Stored entries:
___

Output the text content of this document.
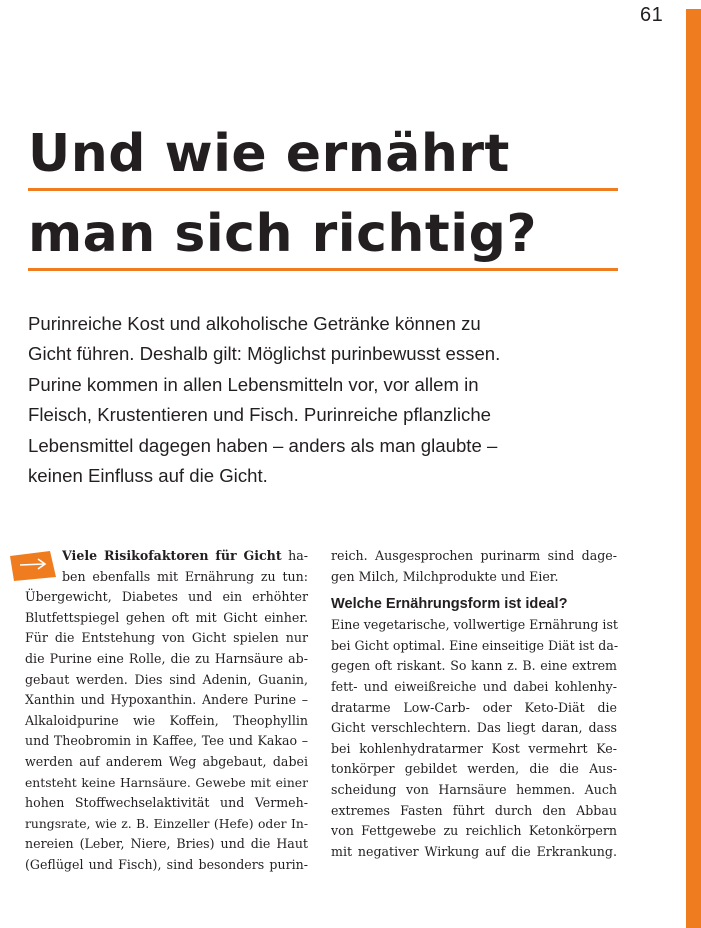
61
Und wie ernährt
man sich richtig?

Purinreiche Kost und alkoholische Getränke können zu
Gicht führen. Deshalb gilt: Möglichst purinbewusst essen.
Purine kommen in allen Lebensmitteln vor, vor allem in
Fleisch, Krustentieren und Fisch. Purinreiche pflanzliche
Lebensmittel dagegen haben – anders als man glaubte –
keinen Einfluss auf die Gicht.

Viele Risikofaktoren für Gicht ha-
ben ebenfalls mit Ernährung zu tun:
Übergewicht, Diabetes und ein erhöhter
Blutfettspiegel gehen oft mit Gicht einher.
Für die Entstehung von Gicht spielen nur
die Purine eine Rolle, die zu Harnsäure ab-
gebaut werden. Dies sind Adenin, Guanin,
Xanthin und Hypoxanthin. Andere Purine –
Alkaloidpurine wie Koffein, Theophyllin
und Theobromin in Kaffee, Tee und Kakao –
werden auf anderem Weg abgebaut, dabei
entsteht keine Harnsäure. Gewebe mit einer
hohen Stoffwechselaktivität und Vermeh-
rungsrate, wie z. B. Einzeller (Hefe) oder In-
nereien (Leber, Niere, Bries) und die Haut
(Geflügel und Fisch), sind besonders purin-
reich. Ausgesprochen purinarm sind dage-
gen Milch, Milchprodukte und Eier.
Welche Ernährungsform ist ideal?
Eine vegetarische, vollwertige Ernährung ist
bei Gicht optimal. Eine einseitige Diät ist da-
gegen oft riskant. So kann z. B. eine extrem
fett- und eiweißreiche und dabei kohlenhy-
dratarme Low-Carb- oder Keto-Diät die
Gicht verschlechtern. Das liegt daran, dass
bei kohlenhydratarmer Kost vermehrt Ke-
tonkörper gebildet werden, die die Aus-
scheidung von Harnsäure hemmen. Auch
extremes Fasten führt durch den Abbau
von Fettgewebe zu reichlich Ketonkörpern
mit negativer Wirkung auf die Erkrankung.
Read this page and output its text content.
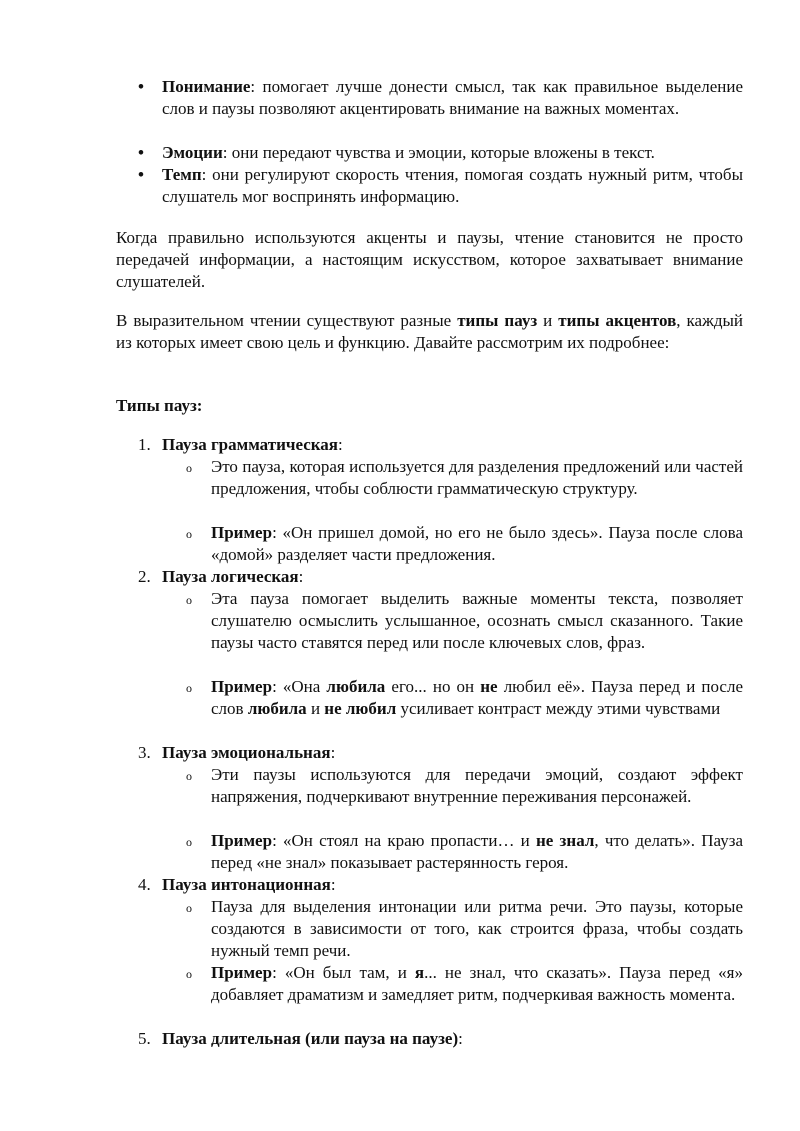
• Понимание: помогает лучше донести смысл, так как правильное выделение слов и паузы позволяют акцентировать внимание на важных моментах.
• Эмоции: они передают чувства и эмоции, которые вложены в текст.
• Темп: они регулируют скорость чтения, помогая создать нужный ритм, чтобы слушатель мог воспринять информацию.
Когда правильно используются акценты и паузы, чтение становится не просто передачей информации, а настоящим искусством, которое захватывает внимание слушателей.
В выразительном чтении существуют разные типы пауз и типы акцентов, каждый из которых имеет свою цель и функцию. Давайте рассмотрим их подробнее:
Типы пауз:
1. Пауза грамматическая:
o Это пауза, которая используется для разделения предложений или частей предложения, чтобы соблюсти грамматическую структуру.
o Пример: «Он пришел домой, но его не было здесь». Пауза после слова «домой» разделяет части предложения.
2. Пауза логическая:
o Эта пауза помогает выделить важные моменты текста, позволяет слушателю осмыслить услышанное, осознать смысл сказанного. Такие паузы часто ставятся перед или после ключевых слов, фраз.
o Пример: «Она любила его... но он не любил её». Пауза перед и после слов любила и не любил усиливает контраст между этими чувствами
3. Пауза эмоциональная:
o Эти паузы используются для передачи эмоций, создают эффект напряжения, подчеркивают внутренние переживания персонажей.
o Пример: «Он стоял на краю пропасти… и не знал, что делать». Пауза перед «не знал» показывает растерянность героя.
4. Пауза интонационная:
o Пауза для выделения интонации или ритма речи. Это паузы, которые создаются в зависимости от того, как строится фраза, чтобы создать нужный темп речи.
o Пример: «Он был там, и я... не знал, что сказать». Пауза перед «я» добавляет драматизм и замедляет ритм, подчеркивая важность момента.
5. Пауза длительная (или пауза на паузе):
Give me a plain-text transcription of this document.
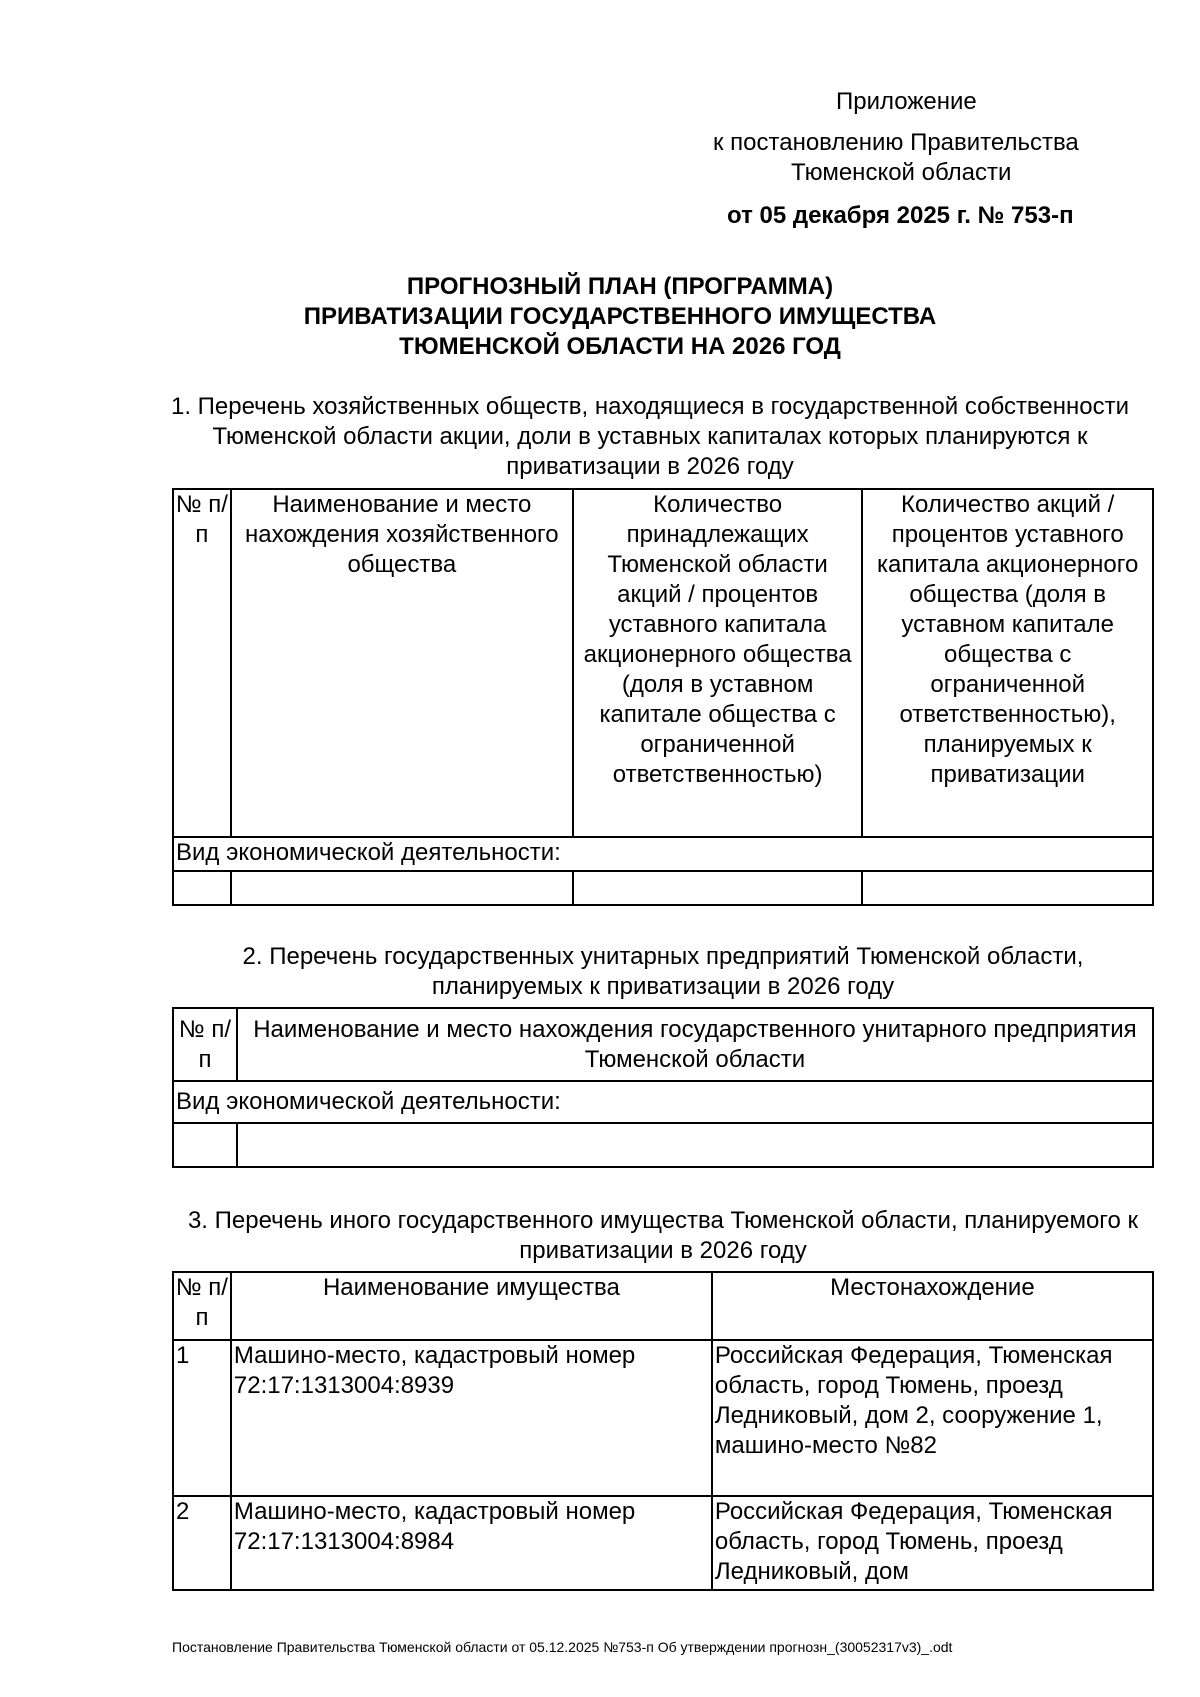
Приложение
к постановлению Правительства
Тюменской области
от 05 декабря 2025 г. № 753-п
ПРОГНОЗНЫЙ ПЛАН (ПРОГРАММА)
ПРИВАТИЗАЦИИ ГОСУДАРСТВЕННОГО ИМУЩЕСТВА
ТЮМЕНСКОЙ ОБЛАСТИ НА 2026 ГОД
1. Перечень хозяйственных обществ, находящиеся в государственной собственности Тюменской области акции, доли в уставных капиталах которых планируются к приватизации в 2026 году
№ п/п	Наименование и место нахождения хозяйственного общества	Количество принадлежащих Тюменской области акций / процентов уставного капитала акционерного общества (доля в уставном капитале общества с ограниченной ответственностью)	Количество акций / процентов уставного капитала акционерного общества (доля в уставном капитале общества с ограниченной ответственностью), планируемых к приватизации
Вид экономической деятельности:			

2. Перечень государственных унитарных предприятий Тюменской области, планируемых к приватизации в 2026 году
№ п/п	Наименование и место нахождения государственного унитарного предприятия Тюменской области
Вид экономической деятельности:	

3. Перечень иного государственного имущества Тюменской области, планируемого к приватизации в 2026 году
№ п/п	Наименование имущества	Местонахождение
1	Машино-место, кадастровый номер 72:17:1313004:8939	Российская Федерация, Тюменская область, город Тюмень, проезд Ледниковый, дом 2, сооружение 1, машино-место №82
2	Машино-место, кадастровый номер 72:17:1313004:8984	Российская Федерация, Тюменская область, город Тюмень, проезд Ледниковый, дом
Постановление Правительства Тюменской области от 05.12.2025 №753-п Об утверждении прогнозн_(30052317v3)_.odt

___

■ DIRECTION ■
Every entry above is to be set down exactly; the pictures are to be left out.

■ COMPLETE OUTPUT ■
Output the text content of this document.
61
Und wie ernährt
man sich richtig?

Purinreiche Kost und alkoholische Getränke können zu
Gicht führen. Deshalb gilt: Möglichst purinbewusst essen.
Purine kommen in allen Lebensmitteln vor, vor allem in
Fleisch, Krustentieren und Fisch. Purinreiche pflanzliche
Lebensmittel dagegen haben – anders als man glaubte –
keinen Einfluss auf die Gicht.

Viele Risikofaktoren für Gicht ha-
ben ebenfalls mit Ernährung zu tun:
Übergewicht, Diabetes und ein erhöhter
Blutfettspiegel gehen oft mit Gicht einher.
Für die Entstehung von Gicht spielen nur
die Purine eine Rolle, die zu Harnsäure ab-
gebaut werden. Dies sind Adenin, Guanin,
Xanthin und Hypoxanthin. Andere Purine –
Alkaloidpurine wie Koffein, Theophyllin
und Theobromin in Kaffee, Tee und Kakao –
werden auf anderem Weg abgebaut, dabei
entsteht keine Harnsäure. Gewebe mit einer
hohen Stoffwechselaktivität und Vermeh-
rungsrate, wie z. B. Einzeller (Hefe) oder In-
nereien (Leber, Niere, Bries) und die Haut
(Geflügel und Fisch), sind besonders purin-
reich. Ausgesprochen purinarm sind dage-
gen Milch, Milchprodukte und Eier.
Welche Ernährungsform ist ideal?
Eine vegetarische, vollwertige Ernährung ist
bei Gicht optimal. Eine einseitige Diät ist da-
gegen oft riskant. So kann z. B. eine extrem
fett- und eiweißreiche und dabei kohlenhy-
dratarme Low-Carb- oder Keto-Diät die
Gicht verschlechtern. Das liegt daran, dass
bei kohlenhydratarmer Kost vermehrt Ke-
tonkörper gebildet werden, die die Aus-
scheidung von Harnsäure hemmen. Auch
extremes Fasten führt durch den Abbau
von Fettgewebe zu reichlich Ketonkörpern
mit negativer Wirkung auf die Erkrankung.
Read this page and output its text content.
• Понимание: помогает лучше донести смысл, так как правильное выделение слов и паузы позволяют акцентировать внимание на важных моментах.
• Эмоции: они передают чувства и эмоции, которые вложены в текст.
• Темп: они регулируют скорость чтения, помогая создать нужный ритм, чтобы слушатель мог воспринять информацию.
Когда правильно используются акценты и паузы, чтение становится не просто передачей информации, а настоящим искусством, которое захватывает внимание слушателей.
В выразительном чтении существуют разные типы пауз и типы акцентов, каждый из которых имеет свою цель и функцию. Давайте рассмотрим их подробнее:
Типы пауз:
1. Пауза грамматическая:
o Это пауза, которая используется для разделения предложений или частей предложения, чтобы соблюсти грамматическую структуру.
o Пример: «Он пришел домой, но его не было здесь». Пауза после слова «домой» разделяет части предложения.
2. Пауза логическая:
o Эта пауза помогает выделить важные моменты текста, позволяет слушателю осмыслить услышанное, осознать смысл сказанного. Такие паузы часто ставятся перед или после ключевых слов, фраз.
o Пример: «Она любила его... но он не любил её». Пауза перед и после слов любила и не любил усиливает контраст между этими чувствами
3. Пауза эмоциональная:
o Эти паузы используются для передачи эмоций, создают эффект напряжения, подчеркивают внутренние переживания персонажей.
o Пример: «Он стоял на краю пропасти… и не знал, что делать». Пауза перед «не знал» показывает растерянность героя.
4. Пауза интонационная:
o Пауза для выделения интонации или ритма речи. Это паузы, которые создаются в зависимости от того, как строится фраза, чтобы создать нужный темп речи.
o Пример: «Он был там, и я... не знал, что сказать». Пауза перед «я» добавляет драматизм и замедляет ритм, подчеркивая важность момента.
5. Пауза длительная (или пауза на паузе):
Give me a plain-text transcription of this document.
Приложение
к постановлению Правительства
Тюменской области
от 05 декабря 2025 г. № 753-п
ПРОГНОЗНЫЙ ПЛАН (ПРОГРАММА)
ПРИВАТИЗАЦИИ ГОСУДАРСТВЕННОГО ИМУЩЕСТВА
ТЮМЕНСКОЙ ОБЛАСТИ НА 2026 ГОД
1. Перечень хозяйственных обществ, находящиеся в государственной собственности Тюменской области акции, доли в уставных капиталах которых планируются к приватизации в 2026 году
№ п/п	Наименование и место нахождения хозяйственного общества	Количество принадлежащих Тюменской области акций / процентов уставного капитала акционерного общества (доля в уставном капитале общества с ограниченной ответственностью)	Количество акций / процентов уставного капитала акционерного общества (доля в уставном капитале общества с ограниченной ответственностью), планируемых к приватизации
Вид экономической деятельности:			

2. Перечень государственных унитарных предприятий Тюменской области, планируемых к приватизации в 2026 году
№ п/п	Наименование и место нахождения государственного унитарного предприятия Тюменской области
Вид экономической деятельности:	

3. Перечень иного государственного имущества Тюменской области, планируемого к приватизации в 2026 году
№ п/п	Наименование имущества	Местонахождение
1	Машино-место, кадастровый номер 72:17:1313004:8939	Российская Федерация, Тюменская область, город Тюмень, проезд Ледниковый, дом 2, сооружение 1, машино-место №82
2	Машино-место, кадастровый номер 72:17:1313004:8984	Российская Федерация, Тюменская область, город Тюмень, проезд Ледниковый, дом
Постановление Правительства Тюменской области от 05.12.2025 №753-п Об утверждении прогнозн_(30052317v3)_.odt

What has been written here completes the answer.